Set problem => Leave the pictures out and print every record below exactly as it stands.
"""
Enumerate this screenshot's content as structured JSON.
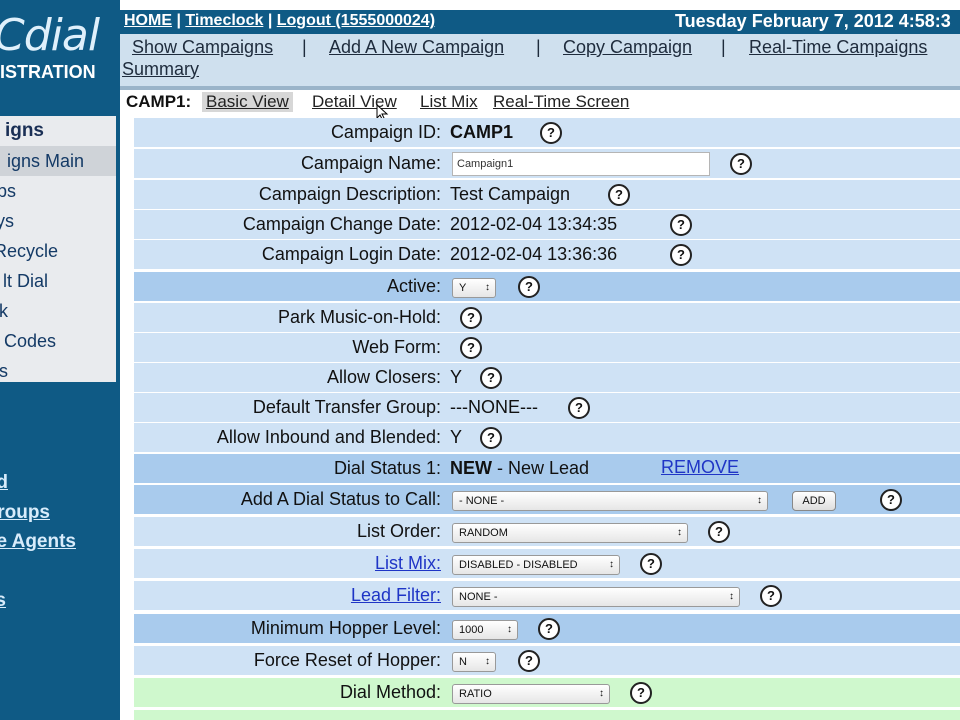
{
  "colors": {
    "header": "#0f5a85",
    "row_light": "#cfe2f5",
    "row_dark": "#a9cbed",
    "row_green": "#cff8cd",
    "link": "#1f35c6"
  },
  "logo": {
    "text": "Cdial",
    "sub": "ISTRATION"
  },
  "header": {
    "links": [
      "HOME",
      "Timeclock",
      "Logout (1555000024)"
    ],
    "separator": "|",
    "date": "Tuesday February 7, 2012 4:58:3"
  },
  "subnav": {
    "items": [
      "Show Campaigns",
      "Add A New Campaign",
      "Copy Campaign",
      "Real-Time Campaigns",
      "Summary"
    ],
    "separator": "|"
  },
  "sidebar": {
    "items": [
      "igns",
      "igns Main",
      "ps",
      "ys",
      "Recycle",
      "lt Dial",
      "k",
      "Codes",
      "s"
    ]
  },
  "rail_links": [
    "d",
    "roups",
    "e Agents",
    "s"
  ],
  "tabs": {
    "campaign": "CAMP1:",
    "items": [
      "Basic View",
      "Detail View",
      "List Mix",
      "Real-Time Screen"
    ]
  },
  "help_glyph": "?",
  "form": {
    "campaign_id": {
      "label": "Campaign ID:",
      "value": "CAMP1"
    },
    "campaign_name": {
      "label": "Campaign Name:",
      "value": "Campaign1"
    },
    "campaign_description": {
      "label": "Campaign Description:",
      "value": "Test Campaign"
    },
    "change_date": {
      "label": "Campaign Change Date:",
      "value": "2012-02-04 13:34:35"
    },
    "login_date": {
      "label": "Campaign Login Date:",
      "value": "2012-02-04 13:36:36"
    },
    "active": {
      "label": "Active:",
      "value": "Y"
    },
    "park_music": {
      "label": "Park Music-on-Hold:"
    },
    "web_form": {
      "label": "Web Form:"
    },
    "allow_closers": {
      "label": "Allow Closers:",
      "value": "Y"
    },
    "transfer_group": {
      "label": "Default Transfer Group:",
      "value": "---NONE---"
    },
    "inbound_blended": {
      "label": "Allow Inbound and Blended:",
      "value": "Y"
    },
    "dial_status": {
      "label": "Dial Status 1:",
      "code": "NEW",
      "desc": " - New Lead",
      "action": "REMOVE"
    },
    "add_dial_status": {
      "label": "Add A Dial Status to Call:",
      "value": "- NONE -",
      "button": "ADD"
    },
    "list_order": {
      "label": "List Order:",
      "value": "RANDOM"
    },
    "list_mix": {
      "label": "List Mix:",
      "value": "DISABLED - DISABLED"
    },
    "lead_filter": {
      "label": "Lead Filter:",
      "value": "NONE -"
    },
    "min_hopper": {
      "label": "Minimum Hopper Level:",
      "value": "1000"
    },
    "force_reset": {
      "label": "Force Reset of Hopper:",
      "value": "N"
    },
    "dial_method": {
      "label": "Dial Method:",
      "value": "RATIO"
    }
  }
}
"""
Correct result =>
Enumerate this screenshot's content as structured JSON.
{
  "colors": {
    "header": "#0f5a85",
    "row_light": "#cfe2f5",
    "row_dark": "#a9cbed",
    "row_green": "#cff8cd",
    "link": "#1f35c6"
  },
  "logo": {
    "text": "Cdial",
    "sub": "ISTRATION"
  },
  "header": {
    "links": [
      "HOME",
      "Timeclock",
      "Logout (1555000024)"
    ],
    "separator": "|",
    "date": "Tuesday February 7, 2012 4:58:3"
  },
  "subnav": {
    "items": [
      "Show Campaigns",
      "Add A New Campaign",
      "Copy Campaign",
      "Real-Time Campaigns",
      "Summary"
    ],
    "separator": "|"
  },
  "sidebar": {
    "items": [
      "igns",
      "igns Main",
      "ps",
      "ys",
      "Recycle",
      "lt Dial",
      "k",
      "Codes",
      "s"
    ]
  },
  "rail_links": [
    "d",
    "roups",
    "e Agents",
    "s"
  ],
  "tabs": {
    "campaign": "CAMP1:",
    "items": [
      "Basic View",
      "Detail View",
      "List Mix",
      "Real-Time Screen"
    ]
  },
  "help_glyph": "?",
  "form": {
    "campaign_id": {
      "label": "Campaign ID:",
      "value": "CAMP1"
    },
    "campaign_name": {
      "label": "Campaign Name:",
      "value": "Campaign1"
    },
    "campaign_description": {
      "label": "Campaign Description:",
      "value": "Test Campaign"
    },
    "change_date": {
      "label": "Campaign Change Date:",
      "value": "2012-02-04 13:34:35"
    },
    "login_date": {
      "label": "Campaign Login Date:",
      "value": "2012-02-04 13:36:36"
    },
    "active": {
      "label": "Active:",
      "value": "Y"
    },
    "park_music": {
      "label": "Park Music-on-Hold:"
    },
    "web_form": {
      "label": "Web Form:"
    },
    "allow_closers": {
      "label": "Allow Closers:",
      "value": "Y"
    },
    "transfer_group": {
      "label": "Default Transfer Group:",
      "value": "---NONE---"
    },
    "inbound_blended": {
      "label": "Allow Inbound and Blended:",
      "value": "Y"
    },
    "dial_status": {
      "label": "Dial Status 1:",
      "code": "NEW",
      "desc": " - New Lead",
      "action": "REMOVE"
    },
    "add_dial_status": {
      "label": "Add A Dial Status to Call:",
      "value": "- NONE -",
      "button": "ADD"
    },
    "list_order": {
      "label": "List Order:",
      "value": "RANDOM"
    },
    "list_mix": {
      "label": "List Mix:",
      "value": "DISABLED - DISABLED"
    },
    "lead_filter": {
      "label": "Lead Filter:",
      "value": "NONE -"
    },
    "min_hopper": {
      "label": "Minimum Hopper Level:",
      "value": "1000"
    },
    "force_reset": {
      "label": "Force Reset of Hopper:",
      "value": "N"
    },
    "dial_method": {
      "label": "Dial Method:",
      "value": "RATIO"
    }
  }
}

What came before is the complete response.